Document understanding data:
■ ■ ■ ■

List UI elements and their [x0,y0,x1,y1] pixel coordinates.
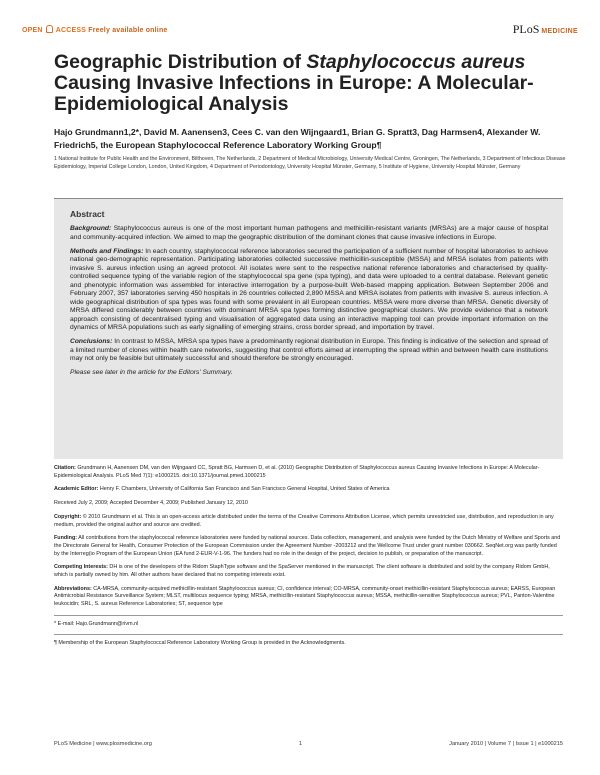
title-italic: Staphylococcus aureus [306,51,526,73]
footer-journal: PLoS Medicine | www.plosmedicine.org [54,741,152,747]
abstract-conclusions [70,338,548,364]
competing-text: DH is one of the developers of the Ridom StaphType software and the SpaServer mentioned in the manuscript. The client software is distributed and sold by the company Ridom GmbH, which is partially owned by him. All other authors have declared that no competing interests exist. [54,564,550,578]
citation [54,465,563,480]
competing-label: Competing Interests: [54,564,108,571]
citation-label: Citation: [54,465,76,471]
funding-label: Funding: [54,535,78,542]
conclusions-label: Conclusions: [70,338,113,346]
footer-page-number: 1 [299,741,303,747]
abstract-heading: Abstract [70,209,105,219]
competing-interests [54,564,563,579]
summary-note [70,369,548,378]
freely-available-text: Freely available online [88,27,168,34]
abstract-box [54,198,563,459]
membership-text: ¶ Membership of the European Staphylococcal Reference Laboratory Working Group is provided in the Acknowledgments. [54,640,346,647]
funding-text: All contributions from the staphylococcal reference laboratories were funded by national sources. Data collection, management, and analysis were funded by the Dutch Ministry of Welfare and Sports and the Directorate General for Health, Consumer Protection of the European Commission under the Agreement Number -2003212 and the Wellcome Trust under grant number 030662. SeqNet.org was partly funded by the Interreg(io Program of the European Union (EA fund 2-EUR-V-1-96. The funders had no role in the design of the project, decision to publish, or preparation of the manuscript. [54,535,561,557]
plos-logo [513,22,578,37]
dates [54,500,563,508]
abstract-body [70,225,548,383]
divider [54,634,563,635]
title-part2: Causing Invasive Infections in Europe: A Molecular-Epidemiological Analysis [54,72,534,115]
background-label: Background: [70,225,112,232]
citation-text: Grundmann H, Aanensen DM, van den Wijngaard CC, Spratt BG, Harmsen D, et al. (2010) Geographic Distribution of Staphylococcus aureus Causing Invasive Infections in Europe: A Molecular-Epidemiological Analysis. PLoS Med 7(1): e1000215. doi:10.1371/journal.pmed.1000215 [54,465,540,479]
open-access-word: OPEN [22,27,43,34]
open-access-banner [22,25,168,34]
abbrev-text: CA-MRSA, community-acquired methicillin-resistant Staphylococcus aureus; CI, confidence interval; CO-MRSA, community-onset methicillin-resistant Staphylococcus aureus; EARSS, European Antimicrobial Resistance Surveillance System; MLST, multilocus sequence typing; MRSA, methicillin-resistant Staphylococcus aureus; MSSA, methicillin-sensitive Staphylococcus aureus; PVL, Panton-Valentine leukocidin; SRL, S. aureus Reference Laboratories; ST, sequence type [54,585,556,607]
academic-editor [54,486,563,494]
page-footer [54,741,563,751]
abstract-background [70,225,548,242]
email-text: * E-mail: Hajo.Grundmann@rivm.nl [54,620,139,627]
affiliations: 1 National Institute for Public Health and the Environment, Bilthoven, The Netherlands, 2 Department of Medical Microbiology, University Medical Centre, Groningen, The Netherlands, 3 Department of Infectious Disease Epidemiology, Imperial College London, London, United Kingdom, 4 Department of Periodontology, University Hospital Münster, Germany, 5 Institute of Hygiene, University Hospital Münster, Germany [54,156,566,171]
article-metadata [54,465,563,654]
divider [54,615,563,616]
conclusions-text: In contrast to MSSA, MRSA spa types have a predominantly regional distribution in Europe. This finding is indicative of the selection and spread of a limited number of clones within health care networks, suggesting that control efforts aimed at interrupting the spread within and between health care institutions may not only be feasible but ultimately successful and should therefore be strongly encouraged. [70,338,548,363]
editor-label: Academic Editor: [54,486,99,493]
copyright-text: © 2010 Grundmann et al. This is an open-access article distributed under the terms of the Creative Commons Attribution License, which permits unrestricted use, distribution, and reproduction in any medium, provided the original author and source are credited. [54,513,554,528]
open-lock-icon [46,25,53,33]
abbreviations [54,586,563,609]
summary-note-text: Please see later in the article for the Editors' Summary. [70,369,233,377]
copyright-label: Copyright: [54,513,82,520]
methods-text: In each country, staphylococcal reference laboratories secured the participation of a sufficient number of hospital laboratories to achieve national geo-demographic representation. Participating laboratories collected successive methicillin-susceptible (MSSA) and MRSA isolates from patients with invasive S. aureus infection using an agreed protocol. All isolates were sent to the respective national reference laboratories and characterised by quality-controlled sequence typing of the variable region of the staphylococcal spa gene (spa typing), and data were uploaded to a central database. Relevant genetic and phenotypic information was assembled for interactive interrogation by a purpose-built Web-based mapping application. Between September 2006 and February 2007, 357 laboratories serving 450 hospitals in 26 countries collected 2,890 MSSA and MRSA isolates from patients with invasive S. aureus infection. A wide geographical distribution of spa types was found with some prevalent in all European countries. MSSA were more diverse than MRSA. Genetic diversity of MRSA differed considerably between countries with dominant MRSA spa types forming distinctive geographical clusters. We provide evidence that a network approach consisting of decentralised typing and visualisation of aggregated data using an interactive mapping tool can provide important information on the dynamics of MRSA populations such as early signalling of emerging strains, cross border spread, and importation by travel. [70,247,548,332]
funding [54,535,563,558]
footer-issue: January 2010 | Volume 7 | Issue 1 | e1000215 [449,741,563,747]
dates-text: Received July 2, 2009; Accepted December 4, 2009; Published January 12, 2010 [54,500,248,507]
article-title [54,52,564,115]
editor-text: Henry F. Chambers, University of California San Francisco and San Francisco General Hospital, United States of America [98,486,390,493]
email [54,621,563,629]
access-word: ACCESS [55,27,87,34]
membership-note [54,640,563,648]
copyright [54,514,563,529]
plos-logo-text: PLoS [512,22,540,36]
abstract-methods [70,248,548,333]
author-list: Hajo Grundmann1,2*, David M. Aanensen3, Cees C. van den Wijngaard1, Brian G. Spratt3, Dag Harmsen4, Alexander W. Friedrich5, the European Staphylococcal Reference Laboratory Working Group¶ [54,127,541,150]
journal-header [22,22,578,38]
title-part1: Geographic Distribution of [54,51,307,73]
plos-logo-sub: MEDICINE [541,28,578,35]
background-text: Staphylococcus aureus is one of the most important human pathogens and methicillin-resistant variants (MRSAs) are a major cause of hospital and community-acquired infection. We aimed to map the geographic distribution of the dominant clones that cause invasive infections in Europe. [70,225,548,241]
methods-label: Methods and Findings: [70,247,144,255]
abbrev-label: Abbreviations: [54,585,92,592]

■ ■ ■ ■

Pick each line holding the word "divider" out of the data and copy it.

Written solution>
divider [54,634,563,635]
divider [54,615,563,616]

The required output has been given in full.